- **WHAT IS ASKED**: Your task is to write out the complete listing exactly as it is shown.

- **DATASET EXTRACT**:
- - -
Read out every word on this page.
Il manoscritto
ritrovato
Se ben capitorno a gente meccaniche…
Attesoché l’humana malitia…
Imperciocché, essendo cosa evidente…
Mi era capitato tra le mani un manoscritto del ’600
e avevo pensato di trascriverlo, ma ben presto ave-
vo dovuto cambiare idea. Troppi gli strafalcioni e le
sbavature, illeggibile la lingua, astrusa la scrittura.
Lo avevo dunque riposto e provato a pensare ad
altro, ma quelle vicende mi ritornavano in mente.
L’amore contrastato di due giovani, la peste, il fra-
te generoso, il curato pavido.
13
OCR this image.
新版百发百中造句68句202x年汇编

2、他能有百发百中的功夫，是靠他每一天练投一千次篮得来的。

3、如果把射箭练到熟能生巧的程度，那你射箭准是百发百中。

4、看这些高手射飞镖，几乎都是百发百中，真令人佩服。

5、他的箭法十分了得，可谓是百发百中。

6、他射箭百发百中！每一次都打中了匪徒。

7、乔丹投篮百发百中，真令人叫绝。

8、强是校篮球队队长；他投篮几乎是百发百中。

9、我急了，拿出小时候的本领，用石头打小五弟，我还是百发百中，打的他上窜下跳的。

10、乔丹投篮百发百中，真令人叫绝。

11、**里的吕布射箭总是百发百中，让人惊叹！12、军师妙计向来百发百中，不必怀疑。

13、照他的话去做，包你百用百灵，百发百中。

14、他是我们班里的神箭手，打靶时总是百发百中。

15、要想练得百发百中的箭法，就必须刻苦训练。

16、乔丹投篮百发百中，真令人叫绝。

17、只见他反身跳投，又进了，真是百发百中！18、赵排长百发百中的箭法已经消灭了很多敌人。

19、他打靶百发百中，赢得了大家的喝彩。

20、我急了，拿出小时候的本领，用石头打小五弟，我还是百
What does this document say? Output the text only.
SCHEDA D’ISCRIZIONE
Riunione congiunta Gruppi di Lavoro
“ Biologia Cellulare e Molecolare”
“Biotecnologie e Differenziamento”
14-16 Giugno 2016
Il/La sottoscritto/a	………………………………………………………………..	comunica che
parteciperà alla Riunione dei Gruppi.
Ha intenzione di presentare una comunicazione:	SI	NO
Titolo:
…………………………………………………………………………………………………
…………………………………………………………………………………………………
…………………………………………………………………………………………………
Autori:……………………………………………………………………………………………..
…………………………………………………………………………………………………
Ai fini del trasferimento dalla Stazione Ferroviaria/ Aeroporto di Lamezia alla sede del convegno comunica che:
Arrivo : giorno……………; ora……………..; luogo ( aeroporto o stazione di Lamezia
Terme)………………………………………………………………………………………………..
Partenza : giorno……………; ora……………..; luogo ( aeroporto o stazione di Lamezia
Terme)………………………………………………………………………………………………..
- - -
- **TASK RESULT**:
Read out every word on this page.
Il manoscritto
ritrovato
Se ben capitorno a gente meccaniche…
Attesoché l’humana malitia…
Imperciocché, essendo cosa evidente…
Mi era capitato tra le mani un manoscritto del ’600
e avevo pensato di trascriverlo, ma ben presto ave-
vo dovuto cambiare idea. Troppi gli strafalcioni e le
sbavature, illeggibile la lingua, astrusa la scrittura.
Lo avevo dunque riposto e provato a pensare ad
altro, ma quelle vicende mi ritornavano in mente.
L’amore contrastato di due giovani, la peste, il fra-
te generoso, il curato pavido.
13
OCR this image.
新版百发百中造句68句202x年汇编

2、他能有百发百中的功夫，是靠他每一天练投一千次篮得来的。

3、如果把射箭练到熟能生巧的程度，那你射箭准是百发百中。

4、看这些高手射飞镖，几乎都是百发百中，真令人佩服。

5、他的箭法十分了得，可谓是百发百中。

6、他射箭百发百中！每一次都打中了匪徒。

7、乔丹投篮百发百中，真令人叫绝。

8、强是校篮球队队长；他投篮几乎是百发百中。

9、我急了，拿出小时候的本领，用石头打小五弟，我还是百发百中，打的他上窜下跳的。

10、乔丹投篮百发百中，真令人叫绝。

11、**里的吕布射箭总是百发百中，让人惊叹！12、军师妙计向来百发百中，不必怀疑。

13、照他的话去做，包你百用百灵，百发百中。

14、他是我们班里的神箭手，打靶时总是百发百中。

15、要想练得百发百中的箭法，就必须刻苦训练。

16、乔丹投篮百发百中，真令人叫绝。

17、只见他反身跳投，又进了，真是百发百中！18、赵排长百发百中的箭法已经消灭了很多敌人。

19、他打靶百发百中，赢得了大家的喝彩。

20、我急了，拿出小时候的本领，用石头打小五弟，我还是百
What does this document say? Output the text only.
SCHEDA D’ISCRIZIONE
Riunione congiunta Gruppi di Lavoro
“ Biologia Cellulare e Molecolare”
“Biotecnologie e Differenziamento”
14-16 Giugno 2016
Il/La sottoscritto/a	………………………………………………………………..	comunica che
parteciperà alla Riunione dei Gruppi.
Ha intenzione di presentare una comunicazione:	SI	NO
Titolo:
…………………………………………………………………………………………………
…………………………………………………………………………………………………
…………………………………………………………………………………………………
Autori:……………………………………………………………………………………………..
…………………………………………………………………………………………………
Ai fini del trasferimento dalla Stazione Ferroviaria/ Aeroporto di Lamezia alla sede del convegno comunica che:
Arrivo : giorno……………; ora……………..; luogo ( aeroporto o stazione di Lamezia
Terme)………………………………………………………………………………………………..
Partenza : giorno……………; ora……………..; luogo ( aeroporto o stazione di Lamezia
Terme)………………………………………………………………………………………………..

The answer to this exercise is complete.